— START Data supplied —

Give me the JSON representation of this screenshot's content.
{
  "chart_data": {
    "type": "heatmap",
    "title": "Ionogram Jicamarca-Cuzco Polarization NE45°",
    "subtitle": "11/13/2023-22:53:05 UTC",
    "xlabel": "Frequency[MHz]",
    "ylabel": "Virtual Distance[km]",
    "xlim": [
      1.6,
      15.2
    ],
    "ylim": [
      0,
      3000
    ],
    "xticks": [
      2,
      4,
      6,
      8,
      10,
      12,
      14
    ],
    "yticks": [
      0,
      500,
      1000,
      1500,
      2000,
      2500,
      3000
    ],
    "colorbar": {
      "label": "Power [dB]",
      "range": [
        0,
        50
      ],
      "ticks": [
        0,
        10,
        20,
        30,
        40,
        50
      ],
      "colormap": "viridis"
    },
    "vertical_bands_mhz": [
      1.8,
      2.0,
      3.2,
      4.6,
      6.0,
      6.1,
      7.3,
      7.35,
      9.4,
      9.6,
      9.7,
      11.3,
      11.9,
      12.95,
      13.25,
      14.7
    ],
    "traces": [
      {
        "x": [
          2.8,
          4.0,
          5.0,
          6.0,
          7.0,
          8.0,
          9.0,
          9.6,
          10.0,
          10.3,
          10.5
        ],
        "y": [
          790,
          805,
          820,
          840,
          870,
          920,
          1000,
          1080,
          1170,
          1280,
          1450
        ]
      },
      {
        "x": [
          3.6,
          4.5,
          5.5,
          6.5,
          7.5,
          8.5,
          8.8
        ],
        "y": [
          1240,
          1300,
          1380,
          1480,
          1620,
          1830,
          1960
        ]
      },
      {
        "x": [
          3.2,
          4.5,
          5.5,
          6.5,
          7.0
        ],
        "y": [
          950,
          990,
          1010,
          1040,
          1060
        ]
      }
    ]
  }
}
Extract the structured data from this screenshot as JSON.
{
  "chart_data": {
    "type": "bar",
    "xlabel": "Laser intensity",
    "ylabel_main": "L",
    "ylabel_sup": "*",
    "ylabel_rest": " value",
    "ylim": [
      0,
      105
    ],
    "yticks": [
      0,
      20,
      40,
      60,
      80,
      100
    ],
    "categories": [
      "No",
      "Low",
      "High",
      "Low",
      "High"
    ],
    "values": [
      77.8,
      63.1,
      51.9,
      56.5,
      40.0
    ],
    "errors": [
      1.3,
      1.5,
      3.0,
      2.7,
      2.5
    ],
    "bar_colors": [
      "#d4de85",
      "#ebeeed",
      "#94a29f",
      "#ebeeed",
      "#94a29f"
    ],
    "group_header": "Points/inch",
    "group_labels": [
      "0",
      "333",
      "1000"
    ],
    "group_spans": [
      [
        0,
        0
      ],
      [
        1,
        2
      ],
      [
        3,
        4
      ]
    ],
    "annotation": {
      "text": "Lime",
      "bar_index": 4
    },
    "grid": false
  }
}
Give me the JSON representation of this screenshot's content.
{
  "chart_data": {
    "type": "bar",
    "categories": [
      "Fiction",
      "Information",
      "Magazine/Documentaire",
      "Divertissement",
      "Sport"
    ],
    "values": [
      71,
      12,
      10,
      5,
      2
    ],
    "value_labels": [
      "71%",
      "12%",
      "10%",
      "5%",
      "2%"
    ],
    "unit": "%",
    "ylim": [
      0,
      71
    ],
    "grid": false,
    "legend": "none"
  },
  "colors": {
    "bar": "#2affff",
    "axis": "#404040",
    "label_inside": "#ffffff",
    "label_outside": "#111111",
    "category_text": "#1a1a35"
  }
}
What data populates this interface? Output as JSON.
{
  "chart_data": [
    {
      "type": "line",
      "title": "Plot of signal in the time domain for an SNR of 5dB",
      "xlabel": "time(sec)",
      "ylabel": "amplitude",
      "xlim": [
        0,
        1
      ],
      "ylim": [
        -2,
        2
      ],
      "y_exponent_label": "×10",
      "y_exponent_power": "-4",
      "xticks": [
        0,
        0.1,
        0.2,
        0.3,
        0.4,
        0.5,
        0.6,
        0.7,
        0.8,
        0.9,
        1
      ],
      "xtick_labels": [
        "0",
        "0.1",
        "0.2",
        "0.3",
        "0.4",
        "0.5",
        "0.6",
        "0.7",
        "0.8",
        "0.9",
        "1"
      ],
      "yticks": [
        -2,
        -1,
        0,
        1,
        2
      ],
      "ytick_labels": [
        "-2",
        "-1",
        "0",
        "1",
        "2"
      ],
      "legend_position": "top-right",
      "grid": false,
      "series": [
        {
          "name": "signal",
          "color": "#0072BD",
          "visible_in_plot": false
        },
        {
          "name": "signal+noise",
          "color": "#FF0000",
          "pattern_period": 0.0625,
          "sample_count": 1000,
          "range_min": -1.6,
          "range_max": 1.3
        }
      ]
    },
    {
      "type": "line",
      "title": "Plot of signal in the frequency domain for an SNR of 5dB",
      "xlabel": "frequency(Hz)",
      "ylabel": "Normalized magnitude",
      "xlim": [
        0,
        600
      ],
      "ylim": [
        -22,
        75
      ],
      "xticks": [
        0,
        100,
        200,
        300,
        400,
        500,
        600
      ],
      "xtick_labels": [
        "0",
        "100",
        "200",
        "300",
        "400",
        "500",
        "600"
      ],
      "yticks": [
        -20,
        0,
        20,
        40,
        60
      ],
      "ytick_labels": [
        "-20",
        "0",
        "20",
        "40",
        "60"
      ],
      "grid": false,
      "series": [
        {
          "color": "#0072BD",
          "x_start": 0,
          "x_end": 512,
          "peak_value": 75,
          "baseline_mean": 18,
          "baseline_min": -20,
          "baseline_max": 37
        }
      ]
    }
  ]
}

— END Data supplied —

Objective
Of the lines in the material, how many contain the word "signal"? Reply with the number and nothing else.

Exercise result
4